■ **The input**:
----
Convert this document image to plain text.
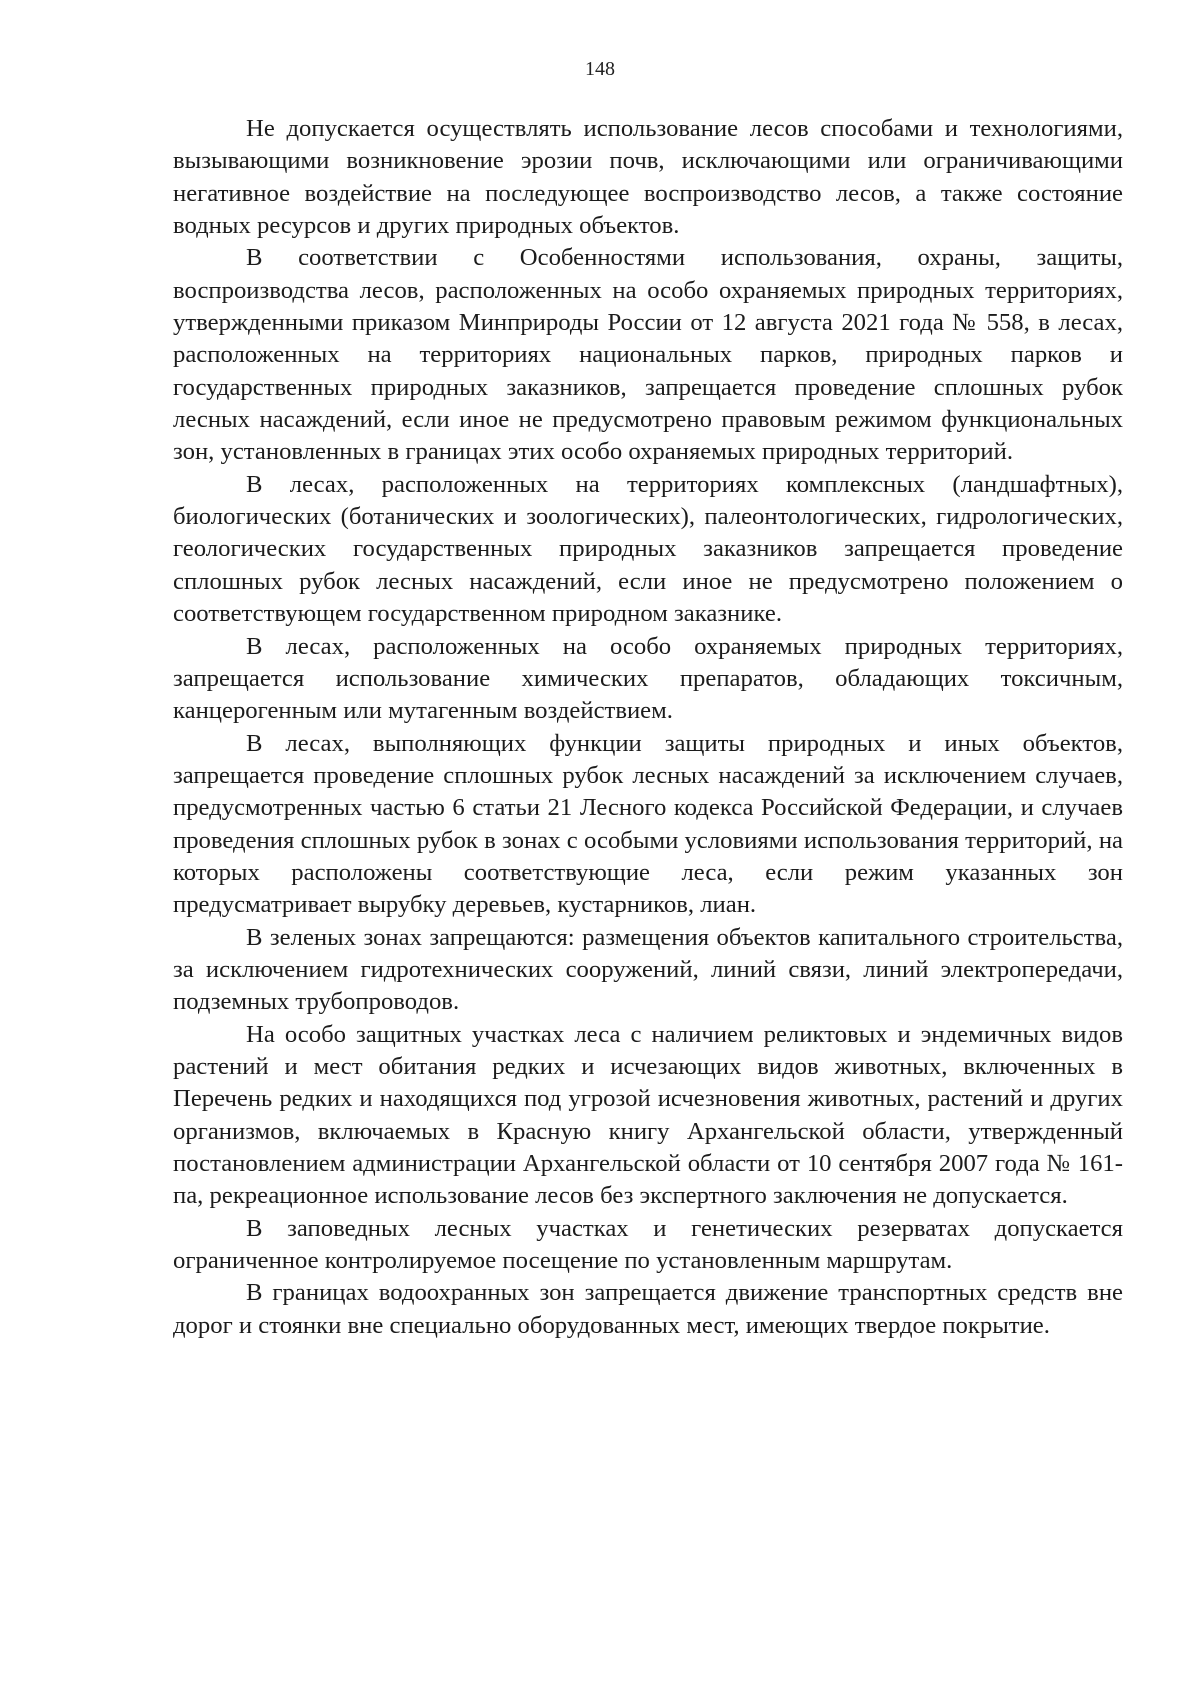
148

Не допускается осуществлять использование лесов способами и технологиями, вызывающими возникновение эрозии почв, исключающими или ограничивающими негативное воздействие на последующее воспроизводство лесов, а также состояние водных ресурсов и других природных объектов.

В соответствии с Особенностями использования, охраны, защиты, воспроизводства лесов, расположенных на особо охраняемых природных территориях, утвержденными приказом Минприроды России от 12 августа 2021 года № 558, в лесах, расположенных на территориях национальных парков, природных парков и государственных природных заказников, запрещается проведение сплошных рубок лесных насаждений, если иное не предусмотрено правовым режимом функциональных зон, установленных в границах этих особо охраняемых природных территорий.

В лесах, расположенных на территориях комплексных (ландшафтных), биологических (ботанических и зоологических), палеонтологических, гидрологических, геологических государственных природных заказников запрещается проведение сплошных рубок лесных насаждений, если иное не предусмотрено положением о соответствующем государственном природном заказнике.

В лесах, расположенных на особо охраняемых природных территориях, запрещается использование химических препаратов, обладающих токсичным, канцерогенным или мутагенным воздействием.

В лесах, выполняющих функции защиты природных и иных объектов, запрещается проведение сплошных рубок лесных насаждений за исключением случаев, предусмотренных частью 6 статьи 21 Лесного кодекса Российской Федерации, и случаев проведения сплошных рубок в зонах с особыми условиями использования территорий, на которых расположены соответствующие леса, если режим указанных зон предусматривает вырубку деревьев, кустарников, лиан.

В зеленых зонах запрещаются: размещения объектов капитального строительства, за исключением гидротехнических сооружений, линий связи, линий электропередачи, подземных трубопроводов.

На особо защитных участках леса с наличием реликтовых и эндемичных видов растений и мест обитания редких и исчезающих видов животных, включенных в Перечень редких и находящихся под угрозой исчезновения животных, растений и других организмов, включаемых в Красную книгу Архангельской области, утвержденный постановлением администрации Архангельской области от 10 сентября 2007 года № 161-па, рекреационное использование лесов без экспертного заключения не допускается.

В заповедных лесных участках и генетических резерватах допускается ограниченное контролируемое посещение по установленным маршрутам.

В границах водоохранных зон запрещается движение транспортных средств вне дорог и стоянки вне специально оборудованных мест, имеющих твердое покрытие.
----
■ **What you should do**: All of the lines above should be retyped precisely, apart from the pictures.

■ **Exercise solution**:
Convert this document image to plain text.
148

Не допускается осуществлять использование лесов способами и технологиями, вызывающими возникновение эрозии почв, исключающими или ограничивающими негативное воздействие на последующее воспроизводство лесов, а также состояние водных ресурсов и других природных объектов.

В соответствии с Особенностями использования, охраны, защиты, воспроизводства лесов, расположенных на особо охраняемых природных территориях, утвержденными приказом Минприроды России от 12 августа 2021 года № 558, в лесах, расположенных на территориях национальных парков, природных парков и государственных природных заказников, запрещается проведение сплошных рубок лесных насаждений, если иное не предусмотрено правовым режимом функциональных зон, установленных в границах этих особо охраняемых природных территорий.

В лесах, расположенных на территориях комплексных (ландшафтных), биологических (ботанических и зоологических), палеонтологических, гидрологических, геологических государственных природных заказников запрещается проведение сплошных рубок лесных насаждений, если иное не предусмотрено положением о соответствующем государственном природном заказнике.

В лесах, расположенных на особо охраняемых природных территориях, запрещается использование химических препаратов, обладающих токсичным, канцерогенным или мутагенным воздействием.

В лесах, выполняющих функции защиты природных и иных объектов, запрещается проведение сплошных рубок лесных насаждений за исключением случаев, предусмотренных частью 6 статьи 21 Лесного кодекса Российской Федерации, и случаев проведения сплошных рубок в зонах с особыми условиями использования территорий, на которых расположены соответствующие леса, если режим указанных зон предусматривает вырубку деревьев, кустарников, лиан.

В зеленых зонах запрещаются: размещения объектов капитального строительства, за исключением гидротехнических сооружений, линий связи, линий электропередачи, подземных трубопроводов.

На особо защитных участках леса с наличием реликтовых и эндемичных видов растений и мест обитания редких и исчезающих видов животных, включенных в Перечень редких и находящихся под угрозой исчезновения животных, растений и других организмов, включаемых в Красную книгу Архангельской области, утвержденный постановлением администрации Архангельской области от 10 сентября 2007 года № 161-па, рекреационное использование лесов без экспертного заключения не допускается.

В заповедных лесных участках и генетических резерватах допускается ограниченное контролируемое посещение по установленным маршрутам.

В границах водоохранных зон запрещается движение транспортных средств вне дорог и стоянки вне специально оборудованных мест, имеющих твердое покрытие.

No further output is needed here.